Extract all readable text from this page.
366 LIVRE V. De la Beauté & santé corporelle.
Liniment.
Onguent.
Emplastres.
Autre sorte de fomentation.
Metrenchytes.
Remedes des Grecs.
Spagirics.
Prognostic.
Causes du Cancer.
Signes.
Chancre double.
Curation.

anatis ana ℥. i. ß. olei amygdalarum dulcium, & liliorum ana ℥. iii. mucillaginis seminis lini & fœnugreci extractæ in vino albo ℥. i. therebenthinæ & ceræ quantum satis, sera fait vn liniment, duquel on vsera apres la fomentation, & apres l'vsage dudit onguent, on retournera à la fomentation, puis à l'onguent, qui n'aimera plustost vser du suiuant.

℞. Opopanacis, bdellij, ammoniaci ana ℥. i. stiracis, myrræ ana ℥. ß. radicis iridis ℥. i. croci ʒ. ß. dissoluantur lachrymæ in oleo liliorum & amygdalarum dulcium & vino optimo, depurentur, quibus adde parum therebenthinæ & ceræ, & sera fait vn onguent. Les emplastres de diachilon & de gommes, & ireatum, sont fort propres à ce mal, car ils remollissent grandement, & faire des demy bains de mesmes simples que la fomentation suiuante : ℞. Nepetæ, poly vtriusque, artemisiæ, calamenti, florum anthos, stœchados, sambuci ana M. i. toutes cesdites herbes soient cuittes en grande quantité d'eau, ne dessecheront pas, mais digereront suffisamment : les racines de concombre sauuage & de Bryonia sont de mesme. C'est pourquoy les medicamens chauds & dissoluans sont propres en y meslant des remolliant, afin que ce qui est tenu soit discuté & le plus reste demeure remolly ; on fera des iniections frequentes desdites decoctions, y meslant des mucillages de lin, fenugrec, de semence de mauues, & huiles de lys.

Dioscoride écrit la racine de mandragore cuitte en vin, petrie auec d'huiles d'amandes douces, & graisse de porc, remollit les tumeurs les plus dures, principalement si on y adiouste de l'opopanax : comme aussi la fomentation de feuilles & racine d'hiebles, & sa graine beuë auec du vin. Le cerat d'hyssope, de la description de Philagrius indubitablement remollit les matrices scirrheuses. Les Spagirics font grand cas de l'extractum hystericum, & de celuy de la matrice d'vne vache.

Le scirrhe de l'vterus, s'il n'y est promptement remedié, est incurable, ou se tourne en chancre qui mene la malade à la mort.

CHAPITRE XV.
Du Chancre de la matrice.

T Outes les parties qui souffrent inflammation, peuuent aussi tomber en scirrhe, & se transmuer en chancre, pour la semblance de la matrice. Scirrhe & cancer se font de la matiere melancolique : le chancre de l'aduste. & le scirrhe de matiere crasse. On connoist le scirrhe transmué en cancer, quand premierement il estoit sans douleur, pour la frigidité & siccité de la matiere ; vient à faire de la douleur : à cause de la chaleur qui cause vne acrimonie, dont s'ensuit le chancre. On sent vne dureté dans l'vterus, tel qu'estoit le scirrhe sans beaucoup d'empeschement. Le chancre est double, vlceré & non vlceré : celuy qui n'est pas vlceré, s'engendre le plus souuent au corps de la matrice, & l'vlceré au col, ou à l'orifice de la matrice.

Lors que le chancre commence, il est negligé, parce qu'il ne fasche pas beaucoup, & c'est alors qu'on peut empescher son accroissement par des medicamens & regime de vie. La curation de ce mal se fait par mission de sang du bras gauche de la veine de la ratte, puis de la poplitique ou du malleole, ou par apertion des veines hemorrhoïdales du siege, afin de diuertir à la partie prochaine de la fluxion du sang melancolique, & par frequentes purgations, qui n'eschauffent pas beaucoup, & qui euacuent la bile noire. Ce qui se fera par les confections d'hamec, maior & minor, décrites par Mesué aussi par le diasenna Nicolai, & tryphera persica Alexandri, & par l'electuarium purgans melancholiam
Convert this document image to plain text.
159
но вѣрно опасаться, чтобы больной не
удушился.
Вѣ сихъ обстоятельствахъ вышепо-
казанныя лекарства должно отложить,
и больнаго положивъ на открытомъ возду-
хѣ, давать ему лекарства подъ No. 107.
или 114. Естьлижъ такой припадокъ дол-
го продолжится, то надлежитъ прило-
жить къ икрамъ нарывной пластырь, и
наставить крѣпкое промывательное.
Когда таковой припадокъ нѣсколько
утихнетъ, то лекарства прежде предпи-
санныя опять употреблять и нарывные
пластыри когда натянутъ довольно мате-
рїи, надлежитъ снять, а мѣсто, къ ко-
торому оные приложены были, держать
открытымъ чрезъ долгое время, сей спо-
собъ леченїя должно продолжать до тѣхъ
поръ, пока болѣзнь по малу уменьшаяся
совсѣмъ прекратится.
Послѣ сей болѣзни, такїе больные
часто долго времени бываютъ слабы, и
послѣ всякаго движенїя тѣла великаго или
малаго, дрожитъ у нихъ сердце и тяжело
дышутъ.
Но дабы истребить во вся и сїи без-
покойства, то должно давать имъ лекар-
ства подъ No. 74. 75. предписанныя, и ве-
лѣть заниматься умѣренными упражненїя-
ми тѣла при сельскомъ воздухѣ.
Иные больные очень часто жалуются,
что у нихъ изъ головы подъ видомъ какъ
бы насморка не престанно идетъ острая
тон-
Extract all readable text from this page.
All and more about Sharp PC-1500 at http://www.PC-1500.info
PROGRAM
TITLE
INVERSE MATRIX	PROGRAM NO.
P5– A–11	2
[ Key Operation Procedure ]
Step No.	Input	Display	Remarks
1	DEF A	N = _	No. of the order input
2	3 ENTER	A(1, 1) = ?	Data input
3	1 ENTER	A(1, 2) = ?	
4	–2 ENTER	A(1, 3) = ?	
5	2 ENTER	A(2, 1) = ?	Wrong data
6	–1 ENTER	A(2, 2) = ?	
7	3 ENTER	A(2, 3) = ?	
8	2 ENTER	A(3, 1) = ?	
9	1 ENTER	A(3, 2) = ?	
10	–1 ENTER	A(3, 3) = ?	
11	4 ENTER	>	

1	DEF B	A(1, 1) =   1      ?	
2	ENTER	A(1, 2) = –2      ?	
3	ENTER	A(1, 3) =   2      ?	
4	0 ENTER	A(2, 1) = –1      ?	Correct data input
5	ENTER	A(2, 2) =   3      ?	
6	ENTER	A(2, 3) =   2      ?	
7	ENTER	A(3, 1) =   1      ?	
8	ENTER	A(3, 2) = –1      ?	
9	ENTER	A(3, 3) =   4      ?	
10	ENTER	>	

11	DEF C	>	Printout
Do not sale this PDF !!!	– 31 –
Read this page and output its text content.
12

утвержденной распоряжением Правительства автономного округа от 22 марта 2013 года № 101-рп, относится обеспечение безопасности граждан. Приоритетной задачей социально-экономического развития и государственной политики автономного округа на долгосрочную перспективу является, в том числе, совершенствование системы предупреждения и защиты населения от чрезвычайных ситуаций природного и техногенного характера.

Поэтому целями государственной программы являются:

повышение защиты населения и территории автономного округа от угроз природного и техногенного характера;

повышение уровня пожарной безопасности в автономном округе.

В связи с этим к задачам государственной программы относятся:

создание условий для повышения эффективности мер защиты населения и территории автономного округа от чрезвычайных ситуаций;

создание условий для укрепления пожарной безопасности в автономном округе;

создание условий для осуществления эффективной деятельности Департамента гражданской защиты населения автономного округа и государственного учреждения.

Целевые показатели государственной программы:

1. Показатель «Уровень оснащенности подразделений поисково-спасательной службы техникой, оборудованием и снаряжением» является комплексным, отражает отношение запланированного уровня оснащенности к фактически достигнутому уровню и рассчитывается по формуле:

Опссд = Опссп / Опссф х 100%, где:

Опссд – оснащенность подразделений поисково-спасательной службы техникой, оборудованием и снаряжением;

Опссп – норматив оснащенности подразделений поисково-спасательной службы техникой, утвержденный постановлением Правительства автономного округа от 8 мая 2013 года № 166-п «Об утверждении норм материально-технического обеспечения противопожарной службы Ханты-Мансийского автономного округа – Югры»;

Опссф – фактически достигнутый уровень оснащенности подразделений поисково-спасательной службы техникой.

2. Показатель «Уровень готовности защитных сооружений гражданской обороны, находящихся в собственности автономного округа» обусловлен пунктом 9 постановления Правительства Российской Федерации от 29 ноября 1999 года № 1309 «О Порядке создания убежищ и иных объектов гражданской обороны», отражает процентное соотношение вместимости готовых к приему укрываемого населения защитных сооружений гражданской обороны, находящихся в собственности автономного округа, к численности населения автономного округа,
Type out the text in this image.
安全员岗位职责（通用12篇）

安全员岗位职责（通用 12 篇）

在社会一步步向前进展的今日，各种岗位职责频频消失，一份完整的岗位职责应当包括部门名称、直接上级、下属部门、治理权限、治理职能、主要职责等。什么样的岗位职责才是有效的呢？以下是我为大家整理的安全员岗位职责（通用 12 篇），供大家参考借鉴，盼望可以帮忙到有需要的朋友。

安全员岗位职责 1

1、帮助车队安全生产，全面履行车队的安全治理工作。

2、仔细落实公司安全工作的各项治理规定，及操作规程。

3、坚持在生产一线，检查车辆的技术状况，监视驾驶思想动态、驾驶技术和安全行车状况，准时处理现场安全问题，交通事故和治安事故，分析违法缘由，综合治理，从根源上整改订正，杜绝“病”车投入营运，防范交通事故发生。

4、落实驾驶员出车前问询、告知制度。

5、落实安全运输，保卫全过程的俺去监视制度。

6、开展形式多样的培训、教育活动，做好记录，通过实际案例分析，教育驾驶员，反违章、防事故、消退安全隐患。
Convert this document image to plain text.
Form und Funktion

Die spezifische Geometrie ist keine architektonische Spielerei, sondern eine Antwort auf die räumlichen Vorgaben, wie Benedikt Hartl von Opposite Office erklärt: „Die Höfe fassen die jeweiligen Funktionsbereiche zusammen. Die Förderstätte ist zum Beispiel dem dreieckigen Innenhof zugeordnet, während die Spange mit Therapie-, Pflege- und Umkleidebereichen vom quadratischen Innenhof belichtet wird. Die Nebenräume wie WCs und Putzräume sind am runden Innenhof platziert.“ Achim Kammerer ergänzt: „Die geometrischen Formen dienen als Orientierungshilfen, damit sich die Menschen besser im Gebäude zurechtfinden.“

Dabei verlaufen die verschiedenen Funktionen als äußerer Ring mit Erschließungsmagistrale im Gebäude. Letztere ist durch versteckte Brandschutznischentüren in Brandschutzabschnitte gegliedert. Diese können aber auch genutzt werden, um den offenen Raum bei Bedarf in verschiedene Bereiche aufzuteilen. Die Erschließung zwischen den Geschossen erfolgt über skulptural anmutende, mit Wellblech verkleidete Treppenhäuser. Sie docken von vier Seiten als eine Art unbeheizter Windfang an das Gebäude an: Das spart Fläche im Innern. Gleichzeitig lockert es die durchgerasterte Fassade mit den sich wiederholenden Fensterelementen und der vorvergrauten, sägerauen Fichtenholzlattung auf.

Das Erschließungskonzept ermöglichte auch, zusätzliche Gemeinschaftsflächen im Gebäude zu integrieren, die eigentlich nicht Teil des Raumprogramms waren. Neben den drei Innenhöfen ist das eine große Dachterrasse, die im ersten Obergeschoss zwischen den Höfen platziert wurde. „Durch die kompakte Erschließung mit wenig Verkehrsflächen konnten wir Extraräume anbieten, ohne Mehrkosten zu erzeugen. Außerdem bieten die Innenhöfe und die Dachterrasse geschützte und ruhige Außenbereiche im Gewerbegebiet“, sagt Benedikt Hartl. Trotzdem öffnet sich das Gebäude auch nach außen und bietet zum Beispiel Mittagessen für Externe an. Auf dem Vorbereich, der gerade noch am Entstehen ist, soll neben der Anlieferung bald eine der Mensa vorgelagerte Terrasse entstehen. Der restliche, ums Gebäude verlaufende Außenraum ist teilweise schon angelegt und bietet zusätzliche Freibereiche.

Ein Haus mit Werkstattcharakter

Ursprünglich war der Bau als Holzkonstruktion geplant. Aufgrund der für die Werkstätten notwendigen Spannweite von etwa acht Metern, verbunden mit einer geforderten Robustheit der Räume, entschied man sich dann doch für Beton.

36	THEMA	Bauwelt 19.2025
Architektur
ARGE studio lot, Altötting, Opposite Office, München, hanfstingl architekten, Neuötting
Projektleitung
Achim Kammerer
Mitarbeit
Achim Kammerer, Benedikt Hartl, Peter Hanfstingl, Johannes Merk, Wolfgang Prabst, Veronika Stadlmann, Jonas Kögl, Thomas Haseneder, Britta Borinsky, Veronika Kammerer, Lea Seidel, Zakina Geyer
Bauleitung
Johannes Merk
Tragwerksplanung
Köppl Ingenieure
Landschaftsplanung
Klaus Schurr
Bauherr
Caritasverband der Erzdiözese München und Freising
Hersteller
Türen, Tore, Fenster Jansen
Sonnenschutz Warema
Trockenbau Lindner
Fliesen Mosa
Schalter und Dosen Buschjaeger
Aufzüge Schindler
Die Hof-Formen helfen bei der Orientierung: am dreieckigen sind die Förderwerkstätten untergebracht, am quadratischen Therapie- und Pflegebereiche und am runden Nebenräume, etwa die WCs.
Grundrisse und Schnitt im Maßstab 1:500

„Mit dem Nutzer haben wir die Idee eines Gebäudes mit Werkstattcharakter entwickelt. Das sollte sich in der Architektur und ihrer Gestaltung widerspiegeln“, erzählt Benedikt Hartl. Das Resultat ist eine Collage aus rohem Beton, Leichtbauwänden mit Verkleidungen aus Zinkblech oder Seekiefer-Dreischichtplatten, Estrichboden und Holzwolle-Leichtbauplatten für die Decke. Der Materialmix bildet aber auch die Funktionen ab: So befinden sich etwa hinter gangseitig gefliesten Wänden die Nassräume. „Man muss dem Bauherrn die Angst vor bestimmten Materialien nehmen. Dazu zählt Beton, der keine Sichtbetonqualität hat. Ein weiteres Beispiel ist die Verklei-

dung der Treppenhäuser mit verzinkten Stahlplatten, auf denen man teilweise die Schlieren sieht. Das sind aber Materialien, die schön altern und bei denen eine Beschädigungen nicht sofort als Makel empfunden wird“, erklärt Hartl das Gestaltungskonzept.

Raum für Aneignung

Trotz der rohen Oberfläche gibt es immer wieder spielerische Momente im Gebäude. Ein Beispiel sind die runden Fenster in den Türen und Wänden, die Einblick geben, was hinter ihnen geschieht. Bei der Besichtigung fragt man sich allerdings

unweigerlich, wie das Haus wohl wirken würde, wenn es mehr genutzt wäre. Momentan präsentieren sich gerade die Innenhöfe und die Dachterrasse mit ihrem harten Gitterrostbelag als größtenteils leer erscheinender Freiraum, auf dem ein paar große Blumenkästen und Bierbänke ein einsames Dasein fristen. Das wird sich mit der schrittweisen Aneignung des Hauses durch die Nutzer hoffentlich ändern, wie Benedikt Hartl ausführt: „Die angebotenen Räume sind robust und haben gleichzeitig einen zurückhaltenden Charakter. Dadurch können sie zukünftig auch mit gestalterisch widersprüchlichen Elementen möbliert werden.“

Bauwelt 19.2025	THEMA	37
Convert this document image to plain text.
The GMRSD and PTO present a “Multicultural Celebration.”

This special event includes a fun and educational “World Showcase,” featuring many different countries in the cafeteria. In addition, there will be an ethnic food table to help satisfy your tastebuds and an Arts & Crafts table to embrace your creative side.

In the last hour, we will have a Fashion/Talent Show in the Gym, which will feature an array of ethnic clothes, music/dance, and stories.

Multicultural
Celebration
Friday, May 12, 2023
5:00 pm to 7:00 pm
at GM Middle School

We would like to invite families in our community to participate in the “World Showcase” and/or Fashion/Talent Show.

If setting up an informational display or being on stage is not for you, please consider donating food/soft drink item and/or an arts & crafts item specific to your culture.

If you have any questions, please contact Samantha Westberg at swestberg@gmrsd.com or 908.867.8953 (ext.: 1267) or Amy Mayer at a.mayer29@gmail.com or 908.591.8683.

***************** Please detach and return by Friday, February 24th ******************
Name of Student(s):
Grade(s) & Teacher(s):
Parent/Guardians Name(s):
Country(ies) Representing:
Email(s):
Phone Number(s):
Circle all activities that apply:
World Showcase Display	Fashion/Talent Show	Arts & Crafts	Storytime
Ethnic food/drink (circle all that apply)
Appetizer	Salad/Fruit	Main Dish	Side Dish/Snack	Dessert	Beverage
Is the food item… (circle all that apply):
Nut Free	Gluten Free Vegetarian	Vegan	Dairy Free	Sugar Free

#####

* Direction
Of the lines in the data, how many contain the word "нихъ"? Provide the number and nothing further.

* Reply
2